GIVEN TEXT:
______

OpenCode itself is 100% free and open source. However, the AI models it connects to may cost money. You can use free models (like GitHub Copilot if you have a subscription, or local models), or pay per use through providers like Anthropic, OpenAI, or OpenCode's own Zen service ($20 pay-as-you-go). The tool is free — the AI brains behind it depend on which provider you choose.
OpenCode is very similar to Claude Code in capability — both are terminal-based AI coding agents that can read, write, and execute code. The key differences: OpenCode is 100% open source (Claude Code is proprietary), OpenCode works with any AI provider (Claude Code only uses Anthropic's models), OpenCode has built-in LSP support for smarter code intelligence, and OpenCode supports a client/server architecture for remote access. Claude Code generally produces higher-quality output because it's tightly optimized for Claude models.
OpenCode supports 75+ providers through Models.dev, including Anthropic Claude, OpenAI GPT, Google Gemini, AWS Bedrock, Groq, Azure OpenAI, OpenRouter, and local models. You can also use GitHub Copilot or ChatGPT Plus/Pro accounts. OpenCode's Zen service offers a curated set of models tested specifically for coding agents.
Yes, but there's a learning curve. OpenCode runs in the terminal, which means you need basic comfort with opening a terminal, navigating to a project folder, and typing commands. If you're already using AI tools like Cursor or Claude Code, OpenCode will feel familiar. If you've never used a terminal before, start with a visual tool like Cursor and come back to OpenCode when you're ready for more control.

______

Stored items
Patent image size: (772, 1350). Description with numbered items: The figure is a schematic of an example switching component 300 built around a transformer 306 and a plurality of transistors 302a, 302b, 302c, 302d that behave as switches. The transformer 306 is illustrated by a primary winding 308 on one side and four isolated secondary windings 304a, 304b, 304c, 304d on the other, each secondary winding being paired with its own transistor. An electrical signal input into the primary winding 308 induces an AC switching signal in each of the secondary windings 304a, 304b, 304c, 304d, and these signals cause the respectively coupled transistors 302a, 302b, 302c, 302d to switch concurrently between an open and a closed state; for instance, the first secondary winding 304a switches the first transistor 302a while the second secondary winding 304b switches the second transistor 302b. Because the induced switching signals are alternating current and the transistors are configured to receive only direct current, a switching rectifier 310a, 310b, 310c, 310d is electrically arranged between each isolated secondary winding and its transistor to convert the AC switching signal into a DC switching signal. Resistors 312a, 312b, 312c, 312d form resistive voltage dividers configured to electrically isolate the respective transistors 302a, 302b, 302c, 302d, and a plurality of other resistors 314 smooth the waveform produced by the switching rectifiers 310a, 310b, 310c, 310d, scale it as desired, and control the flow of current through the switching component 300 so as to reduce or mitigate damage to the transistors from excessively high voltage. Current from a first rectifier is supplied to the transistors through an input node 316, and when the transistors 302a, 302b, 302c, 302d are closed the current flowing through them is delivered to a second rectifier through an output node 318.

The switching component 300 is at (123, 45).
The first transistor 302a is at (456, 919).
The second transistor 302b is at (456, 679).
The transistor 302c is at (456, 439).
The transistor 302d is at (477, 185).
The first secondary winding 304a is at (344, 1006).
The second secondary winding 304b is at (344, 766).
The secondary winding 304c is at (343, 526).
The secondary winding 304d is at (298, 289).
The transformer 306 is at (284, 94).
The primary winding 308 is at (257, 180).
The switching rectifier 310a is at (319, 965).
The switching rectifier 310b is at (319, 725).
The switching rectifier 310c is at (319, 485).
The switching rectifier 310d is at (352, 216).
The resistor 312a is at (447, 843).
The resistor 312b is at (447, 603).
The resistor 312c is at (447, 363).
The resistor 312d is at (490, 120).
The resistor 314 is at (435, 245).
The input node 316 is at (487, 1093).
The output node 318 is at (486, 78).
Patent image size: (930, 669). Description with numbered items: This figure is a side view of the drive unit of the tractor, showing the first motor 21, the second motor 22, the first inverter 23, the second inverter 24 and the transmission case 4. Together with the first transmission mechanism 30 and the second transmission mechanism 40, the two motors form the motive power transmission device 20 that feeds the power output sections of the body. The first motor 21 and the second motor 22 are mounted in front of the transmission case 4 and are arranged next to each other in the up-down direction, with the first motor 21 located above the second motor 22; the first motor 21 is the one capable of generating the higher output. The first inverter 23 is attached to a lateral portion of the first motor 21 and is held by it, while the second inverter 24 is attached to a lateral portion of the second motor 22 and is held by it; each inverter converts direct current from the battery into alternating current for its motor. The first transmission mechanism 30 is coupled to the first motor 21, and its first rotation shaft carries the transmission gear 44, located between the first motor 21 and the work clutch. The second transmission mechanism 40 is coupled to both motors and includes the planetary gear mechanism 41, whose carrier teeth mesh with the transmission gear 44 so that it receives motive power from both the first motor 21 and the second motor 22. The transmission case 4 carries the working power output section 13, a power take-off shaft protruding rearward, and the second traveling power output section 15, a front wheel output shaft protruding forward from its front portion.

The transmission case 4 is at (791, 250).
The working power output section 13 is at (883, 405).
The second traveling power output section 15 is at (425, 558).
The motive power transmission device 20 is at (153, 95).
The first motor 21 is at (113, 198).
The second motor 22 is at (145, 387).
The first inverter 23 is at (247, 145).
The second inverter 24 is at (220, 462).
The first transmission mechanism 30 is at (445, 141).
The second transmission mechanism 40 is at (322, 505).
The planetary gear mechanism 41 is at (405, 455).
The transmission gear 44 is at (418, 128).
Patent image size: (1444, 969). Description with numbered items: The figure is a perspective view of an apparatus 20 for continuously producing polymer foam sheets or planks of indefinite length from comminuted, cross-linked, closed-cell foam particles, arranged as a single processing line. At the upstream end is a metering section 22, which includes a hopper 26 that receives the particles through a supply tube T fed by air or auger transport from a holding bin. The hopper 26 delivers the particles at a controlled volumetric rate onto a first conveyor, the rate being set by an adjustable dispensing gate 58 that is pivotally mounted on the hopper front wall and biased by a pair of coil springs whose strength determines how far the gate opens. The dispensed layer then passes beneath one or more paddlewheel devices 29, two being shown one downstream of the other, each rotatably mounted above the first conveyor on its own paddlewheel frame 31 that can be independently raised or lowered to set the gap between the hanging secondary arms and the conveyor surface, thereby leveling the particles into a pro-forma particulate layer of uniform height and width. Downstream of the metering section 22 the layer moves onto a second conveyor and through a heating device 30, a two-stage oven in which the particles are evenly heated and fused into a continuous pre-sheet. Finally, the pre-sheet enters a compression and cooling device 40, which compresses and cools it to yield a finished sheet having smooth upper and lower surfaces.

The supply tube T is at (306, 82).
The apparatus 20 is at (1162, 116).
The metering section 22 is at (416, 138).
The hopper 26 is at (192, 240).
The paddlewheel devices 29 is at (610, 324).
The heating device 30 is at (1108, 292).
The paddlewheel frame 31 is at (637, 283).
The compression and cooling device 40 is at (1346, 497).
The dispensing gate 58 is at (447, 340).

______

PROBLEMS AND TASKS:
1) Restate word for word the part of the OpenCode text between "OpenCode is very" and "for Claude models.", inclusive.
2) According to the OpenCode text, how many providers does OpenCode support through Models.dev?

SOLUTIONS BELOW:
1)
OpenCode is very similar to Claude Code in capability — both are terminal-based AI coding agents that can read, write, and execute code. The key differences: OpenCode is 100% open source (Claude Code is proprietary), OpenCode works with any AI provider (Claude Code only uses Anthropic's models), OpenCode has built-in LSP support for smarter code intelligence, and OpenCode supports a client/server architecture for remote access. Claude Code generally produces higher-quality output because it's tightly optimized for Claude models.

2) More than 75 providers.